● **WRITTEN TASK**
Transcribe the records in full, keeping every character as it is.

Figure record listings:
▼

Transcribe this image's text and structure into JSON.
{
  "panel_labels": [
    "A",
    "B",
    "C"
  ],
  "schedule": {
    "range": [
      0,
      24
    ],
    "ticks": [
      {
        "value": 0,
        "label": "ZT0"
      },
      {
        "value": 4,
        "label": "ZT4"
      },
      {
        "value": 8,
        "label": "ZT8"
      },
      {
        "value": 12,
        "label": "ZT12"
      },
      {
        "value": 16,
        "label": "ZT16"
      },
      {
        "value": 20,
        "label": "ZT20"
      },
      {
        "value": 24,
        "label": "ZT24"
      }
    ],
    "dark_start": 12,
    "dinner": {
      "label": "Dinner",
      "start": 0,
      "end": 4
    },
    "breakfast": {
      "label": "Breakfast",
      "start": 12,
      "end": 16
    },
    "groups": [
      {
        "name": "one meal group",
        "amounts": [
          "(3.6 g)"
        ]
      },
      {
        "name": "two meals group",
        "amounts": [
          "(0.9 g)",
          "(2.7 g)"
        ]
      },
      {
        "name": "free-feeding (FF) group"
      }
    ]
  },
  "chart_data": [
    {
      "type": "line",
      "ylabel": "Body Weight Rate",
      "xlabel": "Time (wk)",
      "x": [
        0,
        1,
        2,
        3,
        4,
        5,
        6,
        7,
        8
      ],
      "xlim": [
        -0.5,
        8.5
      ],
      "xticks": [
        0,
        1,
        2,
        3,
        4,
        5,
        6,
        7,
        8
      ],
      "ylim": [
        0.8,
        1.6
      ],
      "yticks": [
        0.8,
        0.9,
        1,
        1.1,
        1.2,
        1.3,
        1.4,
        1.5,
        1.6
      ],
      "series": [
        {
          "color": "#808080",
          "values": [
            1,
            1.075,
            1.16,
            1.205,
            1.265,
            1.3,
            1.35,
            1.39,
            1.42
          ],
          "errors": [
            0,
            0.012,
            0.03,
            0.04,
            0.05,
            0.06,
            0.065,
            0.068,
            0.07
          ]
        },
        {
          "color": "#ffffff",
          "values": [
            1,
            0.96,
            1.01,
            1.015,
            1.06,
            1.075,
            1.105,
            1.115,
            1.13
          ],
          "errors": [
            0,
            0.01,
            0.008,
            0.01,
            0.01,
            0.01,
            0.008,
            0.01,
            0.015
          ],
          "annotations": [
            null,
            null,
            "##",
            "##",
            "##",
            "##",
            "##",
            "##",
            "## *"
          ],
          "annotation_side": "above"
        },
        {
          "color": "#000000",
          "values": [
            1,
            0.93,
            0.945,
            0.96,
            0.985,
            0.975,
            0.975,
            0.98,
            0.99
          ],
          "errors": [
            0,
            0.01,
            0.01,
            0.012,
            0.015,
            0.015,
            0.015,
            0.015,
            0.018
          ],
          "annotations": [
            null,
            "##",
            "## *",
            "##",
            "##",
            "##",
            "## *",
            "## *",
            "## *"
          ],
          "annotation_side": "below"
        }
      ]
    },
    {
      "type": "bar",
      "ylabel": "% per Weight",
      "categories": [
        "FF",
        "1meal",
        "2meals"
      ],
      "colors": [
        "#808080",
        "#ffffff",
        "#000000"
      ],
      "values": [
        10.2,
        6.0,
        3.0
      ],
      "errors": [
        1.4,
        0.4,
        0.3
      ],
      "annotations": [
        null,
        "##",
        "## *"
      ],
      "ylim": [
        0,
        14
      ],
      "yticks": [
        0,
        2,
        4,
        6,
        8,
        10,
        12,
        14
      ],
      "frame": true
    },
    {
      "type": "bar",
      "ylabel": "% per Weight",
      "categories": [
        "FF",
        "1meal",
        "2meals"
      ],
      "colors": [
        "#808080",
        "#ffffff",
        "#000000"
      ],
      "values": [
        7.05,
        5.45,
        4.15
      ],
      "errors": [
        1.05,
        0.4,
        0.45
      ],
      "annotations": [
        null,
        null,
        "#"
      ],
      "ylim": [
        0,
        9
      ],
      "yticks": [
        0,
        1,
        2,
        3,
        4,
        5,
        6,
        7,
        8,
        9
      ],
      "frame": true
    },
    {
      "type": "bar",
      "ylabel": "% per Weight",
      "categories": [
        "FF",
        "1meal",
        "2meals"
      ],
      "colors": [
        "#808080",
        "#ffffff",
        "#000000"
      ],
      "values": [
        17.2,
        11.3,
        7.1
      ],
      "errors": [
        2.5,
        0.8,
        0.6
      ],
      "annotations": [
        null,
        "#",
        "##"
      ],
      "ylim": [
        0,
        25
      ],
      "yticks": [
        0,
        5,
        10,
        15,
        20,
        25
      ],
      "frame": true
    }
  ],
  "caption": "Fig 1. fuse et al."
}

▲

● **SOLVED PROBLEM**
Transcribe this image's text and structure into JSON.
{
  "panel_labels": [
    "A",
    "B",
    "C"
  ],
  "schedule": {
    "range": [
      0,
      24
    ],
    "ticks": [
      {
        "value": 0,
        "label": "ZT0"
      },
      {
        "value": 4,
        "label": "ZT4"
      },
      {
        "value": 8,
        "label": "ZT8"
      },
      {
        "value": 12,
        "label": "ZT12"
      },
      {
        "value": 16,
        "label": "ZT16"
      },
      {
        "value": 20,
        "label": "ZT20"
      },
      {
        "value": 24,
        "label": "ZT24"
      }
    ],
    "dark_start": 12,
    "dinner": {
      "label": "Dinner",
      "start": 0,
      "end": 4
    },
    "breakfast": {
      "label": "Breakfast",
      "start": 12,
      "end": 16
    },
    "groups": [
      {
        "name": "one meal group",
        "amounts": [
          "(3.6 g)"
        ]
      },
      {
        "name": "two meals group",
        "amounts": [
          "(0.9 g)",
          "(2.7 g)"
        ]
      },
      {
        "name": "free-feeding (FF) group"
      }
    ]
  },
  "chart_data": [
    {
      "type": "line",
      "ylabel": "Body Weight Rate",
      "xlabel": "Time (wk)",
      "x": [
        0,
        1,
        2,
        3,
        4,
        5,
        6,
        7,
        8
      ],
      "xlim": [
        -0.5,
        8.5
      ],
      "xticks": [
        0,
        1,
        2,
        3,
        4,
        5,
        6,
        7,
        8
      ],
      "ylim": [
        0.8,
        1.6
      ],
      "yticks": [
        0.8,
        0.9,
        1,
        1.1,
        1.2,
        1.3,
        1.4,
        1.5,
        1.6
      ],
      "series": [
        {
          "color": "#808080",
          "values": [
            1,
            1.075,
            1.16,
            1.205,
            1.265,
            1.3,
            1.35,
            1.39,
            1.42
          ],
          "errors": [
            0,
            0.012,
            0.03,
            0.04,
            0.05,
            0.06,
            0.065,
            0.068,
            0.07
          ]
        },
        {
          "color": "#ffffff",
          "values": [
            1,
            0.96,
            1.01,
            1.015,
            1.06,
            1.075,
            1.105,
            1.115,
            1.13
          ],
          "errors": [
            0,
            0.01,
            0.008,
            0.01,
            0.01,
            0.01,
            0.008,
            0.01,
            0.015
          ],
          "annotations": [
            null,
            null,
            "##",
            "##",
            "##",
            "##",
            "##",
            "##",
            "## *"
          ],
          "annotation_side": "above"
        },
        {
          "color": "#000000",
          "values": [
            1,
            0.93,
            0.945,
            0.96,
            0.985,
            0.975,
            0.975,
            0.98,
            0.99
          ],
          "errors": [
            0,
            0.01,
            0.01,
            0.012,
            0.015,
            0.015,
            0.015,
            0.015,
            0.018
          ],
          "annotations": [
            null,
            "##",
            "## *",
            "##",
            "##",
            "##",
            "## *",
            "## *",
            "## *"
          ],
          "annotation_side": "below"
        }
      ]
    },
    {
      "type": "bar",
      "ylabel": "% per Weight",
      "categories": [
        "FF",
        "1meal",
        "2meals"
      ],
      "colors": [
        "#808080",
        "#ffffff",
        "#000000"
      ],
      "values": [
        10.2,
        6.0,
        3.0
      ],
      "errors": [
        1.4,
        0.4,
        0.3
      ],
      "annotations": [
        null,
        "##",
        "## *"
      ],
      "ylim": [
        0,
        14
      ],
      "yticks": [
        0,
        2,
        4,
        6,
        8,
        10,
        12,
        14
      ],
      "frame": true
    },
    {
      "type": "bar",
      "ylabel": "% per Weight",
      "categories": [
        "FF",
        "1meal",
        "2meals"
      ],
      "colors": [
        "#808080",
        "#ffffff",
        "#000000"
      ],
      "values": [
        7.05,
        5.45,
        4.15
      ],
      "errors": [
        1.05,
        0.4,
        0.45
      ],
      "annotations": [
        null,
        null,
        "#"
      ],
      "ylim": [
        0,
        9
      ],
      "yticks": [
        0,
        1,
        2,
        3,
        4,
        5,
        6,
        7,
        8,
        9
      ],
      "frame": true
    },
    {
      "type": "bar",
      "ylabel": "% per Weight",
      "categories": [
        "FF",
        "1meal",
        "2meals"
      ],
      "colors": [
        "#808080",
        "#ffffff",
        "#000000"
      ],
      "values": [
        17.2,
        11.3,
        7.1
      ],
      "errors": [
        2.5,
        0.8,
        0.6
      ],
      "annotations": [
        null,
        "#",
        "##"
      ],
      "ylim": [
        0,
        25
      ],
      "yticks": [
        0,
        5,
        10,
        15,
        20,
        25
      ],
      "frame": true
    }
  ],
  "caption": "Fig 1. fuse et al."
}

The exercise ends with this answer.